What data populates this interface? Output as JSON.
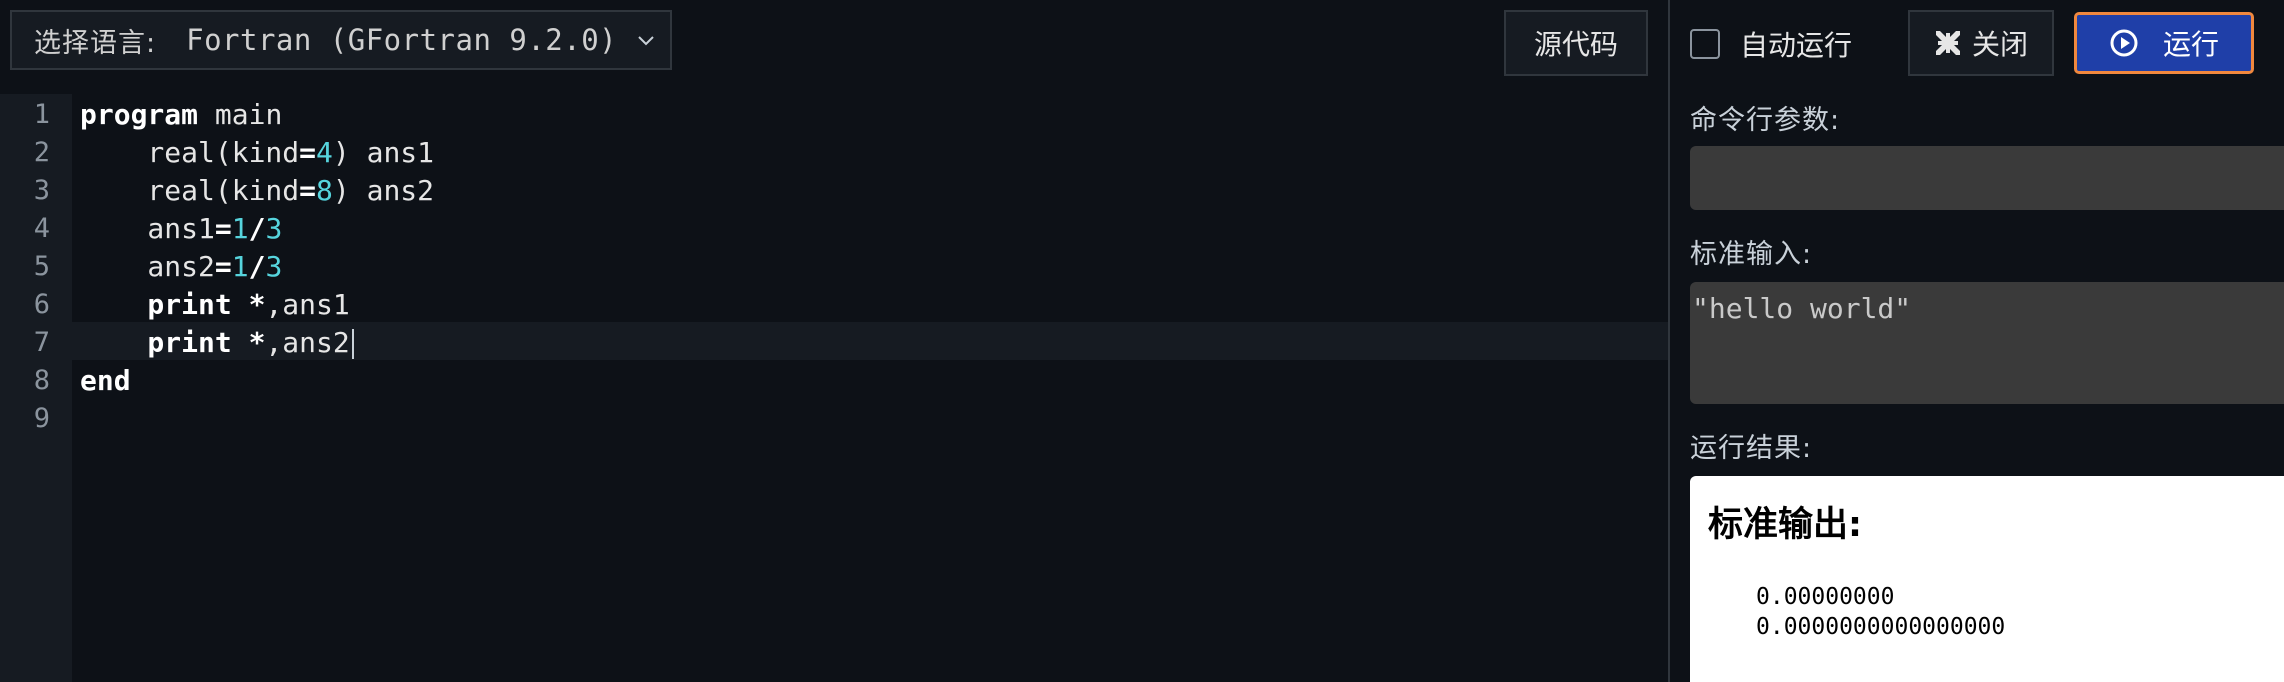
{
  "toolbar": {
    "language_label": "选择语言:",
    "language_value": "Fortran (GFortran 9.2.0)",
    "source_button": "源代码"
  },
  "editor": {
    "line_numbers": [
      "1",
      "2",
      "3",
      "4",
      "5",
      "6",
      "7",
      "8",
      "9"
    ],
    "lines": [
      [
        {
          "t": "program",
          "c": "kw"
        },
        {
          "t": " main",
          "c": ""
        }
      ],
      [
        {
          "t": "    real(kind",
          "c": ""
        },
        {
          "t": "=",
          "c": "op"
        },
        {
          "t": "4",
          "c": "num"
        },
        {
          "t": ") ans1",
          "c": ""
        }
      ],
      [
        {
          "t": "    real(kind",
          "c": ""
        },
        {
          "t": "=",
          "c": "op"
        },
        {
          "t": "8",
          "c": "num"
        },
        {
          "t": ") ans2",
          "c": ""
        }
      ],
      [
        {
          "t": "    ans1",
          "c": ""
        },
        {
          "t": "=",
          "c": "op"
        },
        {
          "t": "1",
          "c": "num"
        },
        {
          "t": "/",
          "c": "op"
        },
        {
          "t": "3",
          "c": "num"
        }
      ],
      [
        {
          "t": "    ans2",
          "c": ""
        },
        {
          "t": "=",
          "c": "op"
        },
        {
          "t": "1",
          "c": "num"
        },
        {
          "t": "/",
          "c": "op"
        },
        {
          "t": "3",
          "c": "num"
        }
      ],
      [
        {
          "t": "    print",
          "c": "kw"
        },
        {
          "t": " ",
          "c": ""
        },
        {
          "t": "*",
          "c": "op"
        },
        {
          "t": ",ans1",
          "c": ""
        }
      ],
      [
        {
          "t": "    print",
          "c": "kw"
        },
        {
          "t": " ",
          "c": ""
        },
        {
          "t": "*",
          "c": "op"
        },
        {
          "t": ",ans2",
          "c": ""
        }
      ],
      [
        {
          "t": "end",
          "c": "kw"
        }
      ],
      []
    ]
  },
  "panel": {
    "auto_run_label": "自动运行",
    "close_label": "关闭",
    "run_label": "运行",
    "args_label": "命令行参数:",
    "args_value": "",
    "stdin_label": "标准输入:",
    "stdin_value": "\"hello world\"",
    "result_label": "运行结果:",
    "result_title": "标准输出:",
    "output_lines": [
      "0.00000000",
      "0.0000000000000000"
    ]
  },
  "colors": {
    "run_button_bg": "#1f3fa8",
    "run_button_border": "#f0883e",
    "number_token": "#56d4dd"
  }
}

• • •

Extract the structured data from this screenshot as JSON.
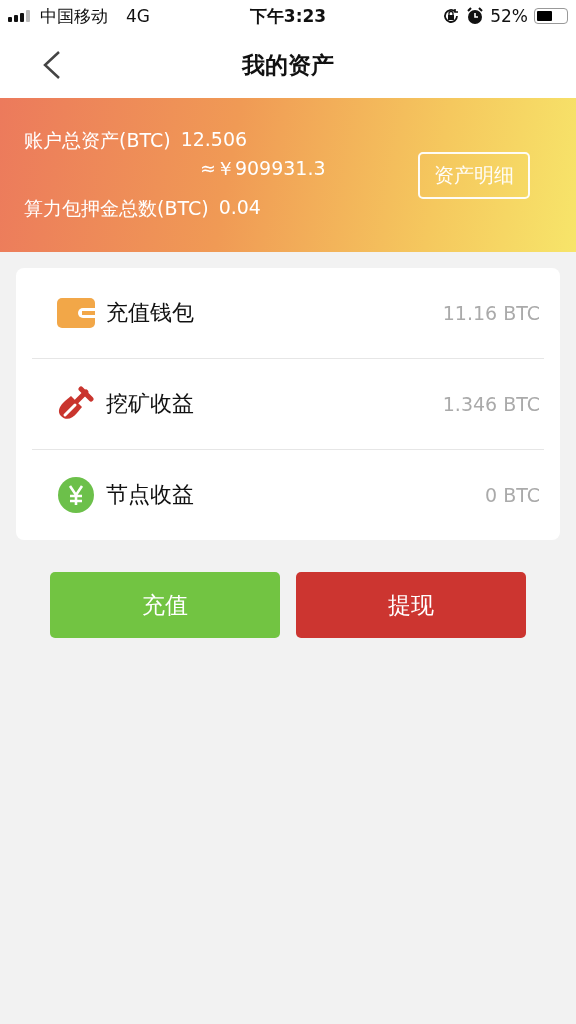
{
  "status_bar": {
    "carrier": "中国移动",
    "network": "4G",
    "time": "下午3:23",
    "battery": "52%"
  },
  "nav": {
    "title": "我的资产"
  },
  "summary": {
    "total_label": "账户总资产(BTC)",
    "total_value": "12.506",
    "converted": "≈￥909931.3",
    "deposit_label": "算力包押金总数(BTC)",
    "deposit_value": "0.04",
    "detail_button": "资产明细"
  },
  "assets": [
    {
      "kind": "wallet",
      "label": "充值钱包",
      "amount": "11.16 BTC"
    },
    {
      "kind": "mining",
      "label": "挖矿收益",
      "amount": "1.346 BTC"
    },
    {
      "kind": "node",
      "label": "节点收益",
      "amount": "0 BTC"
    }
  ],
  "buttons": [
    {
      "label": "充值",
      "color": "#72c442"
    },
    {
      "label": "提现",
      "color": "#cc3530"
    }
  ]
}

• • •

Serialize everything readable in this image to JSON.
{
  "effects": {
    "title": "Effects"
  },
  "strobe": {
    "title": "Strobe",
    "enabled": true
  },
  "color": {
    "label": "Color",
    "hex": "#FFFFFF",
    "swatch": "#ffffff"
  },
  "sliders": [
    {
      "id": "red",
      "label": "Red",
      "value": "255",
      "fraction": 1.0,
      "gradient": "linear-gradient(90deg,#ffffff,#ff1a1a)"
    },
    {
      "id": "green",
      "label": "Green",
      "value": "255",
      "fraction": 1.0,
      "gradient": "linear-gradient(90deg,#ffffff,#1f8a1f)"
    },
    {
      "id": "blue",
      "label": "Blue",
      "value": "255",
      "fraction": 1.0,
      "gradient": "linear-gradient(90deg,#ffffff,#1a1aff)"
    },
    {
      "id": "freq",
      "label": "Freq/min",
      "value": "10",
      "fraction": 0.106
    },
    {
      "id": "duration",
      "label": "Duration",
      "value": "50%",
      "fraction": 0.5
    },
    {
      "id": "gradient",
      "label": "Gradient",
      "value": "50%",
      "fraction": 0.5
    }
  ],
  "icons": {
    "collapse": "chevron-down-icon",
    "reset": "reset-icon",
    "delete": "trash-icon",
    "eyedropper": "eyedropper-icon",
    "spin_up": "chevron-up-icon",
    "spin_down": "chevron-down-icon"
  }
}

• • •

### Challenge
Wherever "amount" shows up in a line, copy that line.

### Completed task
      "amount": "11.16 BTC"
      "amount": "1.346 BTC"
      "amount": "0 BTC"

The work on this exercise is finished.